What you have to do> Write out the data below in full, unchanged, minus the images.

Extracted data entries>

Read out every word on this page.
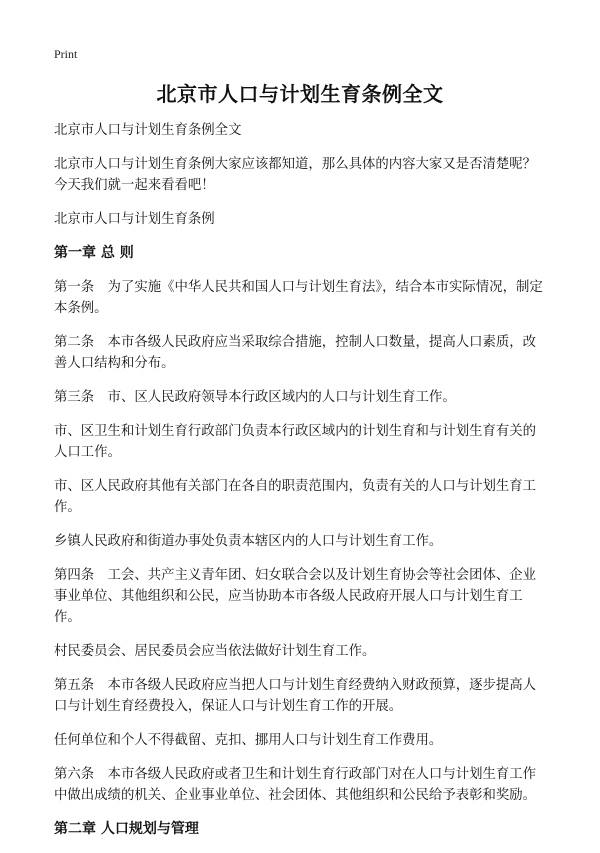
Print
北京市人口与计划生育条例全文

北京市人口与计划生育条例全文

北京市人口与计划生育条例大家应该都知道，那么具体的内容大家又是否清楚呢？今天我们就一起来看看吧！

北京市人口与计划生育条例

第一章 总 则

第一条　为了实施《中华人民共和国人口与计划生育法》，结合本市实际情况，制定本条例。

第二条　本市各级人民政府应当采取综合措施，控制人口数量，提高人口素质，改善人口结构和分布。

第三条　市、区人民政府领导本行政区域内的人口与计划生育工作。

市、区卫生和计划生育行政部门负责本行政区域内的计划生育和与计划生育有关的人口工作。

市、区人民政府其他有关部门在各自的职责范围内，负责有关的人口与计划生育工作。

乡镇人民政府和街道办事处负责本辖区内的人口与计划生育工作。

第四条　工会、共产主义青年团、妇女联合会以及计划生育协会等社会团体、企业事业单位、其他组织和公民，应当协助本市各级人民政府开展人口与计划生育工作。

村民委员会、居民委员会应当依法做好计划生育工作。

第五条　本市各级人民政府应当把人口与计划生育经费纳入财政预算，逐步提高人口与计划生育经费投入，保证人口与计划生育工作的开展。

任何单位和个人不得截留、克扣、挪用人口与计划生育工作费用。

第六条　本市各级人民政府或者卫生和计划生育行政部门对在人口与计划生育工作中做出成绩的机关、企业事业单位、社会团体、其他组织和公民给予表彰和奖励。

第二章 人口规划与管理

The result>
Read out every word on this page.
Print
北京市人口与计划生育条例全文

北京市人口与计划生育条例全文

北京市人口与计划生育条例大家应该都知道，那么具体的内容大家又是否清楚呢？今天我们就一起来看看吧！

北京市人口与计划生育条例

第一章 总 则

第一条　为了实施《中华人民共和国人口与计划生育法》，结合本市实际情况，制定本条例。

第二条　本市各级人民政府应当采取综合措施，控制人口数量，提高人口素质，改善人口结构和分布。

第三条　市、区人民政府领导本行政区域内的人口与计划生育工作。

市、区卫生和计划生育行政部门负责本行政区域内的计划生育和与计划生育有关的人口工作。

市、区人民政府其他有关部门在各自的职责范围内，负责有关的人口与计划生育工作。

乡镇人民政府和街道办事处负责本辖区内的人口与计划生育工作。

第四条　工会、共产主义青年团、妇女联合会以及计划生育协会等社会团体、企业事业单位、其他组织和公民，应当协助本市各级人民政府开展人口与计划生育工作。

村民委员会、居民委员会应当依法做好计划生育工作。

第五条　本市各级人民政府应当把人口与计划生育经费纳入财政预算，逐步提高人口与计划生育经费投入，保证人口与计划生育工作的开展。

任何单位和个人不得截留、克扣、挪用人口与计划生育工作费用。

第六条　本市各级人民政府或者卫生和计划生育行政部门对在人口与计划生育工作中做出成绩的机关、企业事业单位、社会团体、其他组织和公民给予表彰和奖励。

第二章 人口规划与管理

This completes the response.